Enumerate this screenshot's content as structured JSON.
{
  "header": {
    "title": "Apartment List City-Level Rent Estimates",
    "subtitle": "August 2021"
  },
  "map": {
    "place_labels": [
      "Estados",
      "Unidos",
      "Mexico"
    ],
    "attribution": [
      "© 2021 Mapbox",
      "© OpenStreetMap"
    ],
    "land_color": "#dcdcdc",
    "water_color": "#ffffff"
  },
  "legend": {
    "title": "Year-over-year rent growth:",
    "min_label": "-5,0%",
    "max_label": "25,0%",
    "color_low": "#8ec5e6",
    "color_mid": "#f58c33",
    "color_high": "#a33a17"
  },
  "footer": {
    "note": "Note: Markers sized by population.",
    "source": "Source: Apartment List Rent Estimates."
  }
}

> _Task instructions_
Copy the entries above exactly, leaving none out.

> _Correct output_
Enumerate this screenshot's content as structured JSON.
{
  "header": {
    "title": "Apartment List City-Level Rent Estimates",
    "subtitle": "August 2021"
  },
  "map": {
    "place_labels": [
      "Estados",
      "Unidos",
      "Mexico"
    ],
    "attribution": [
      "© 2021 Mapbox",
      "© OpenStreetMap"
    ],
    "land_color": "#dcdcdc",
    "water_color": "#ffffff"
  },
  "legend": {
    "title": "Year-over-year rent growth:",
    "min_label": "-5,0%",
    "max_label": "25,0%",
    "color_low": "#8ec5e6",
    "color_mid": "#f58c33",
    "color_high": "#a33a17"
  },
  "footer": {
    "note": "Note: Markers sized by population.",
    "source": "Source: Apartment List Rent Estimates."
  }
}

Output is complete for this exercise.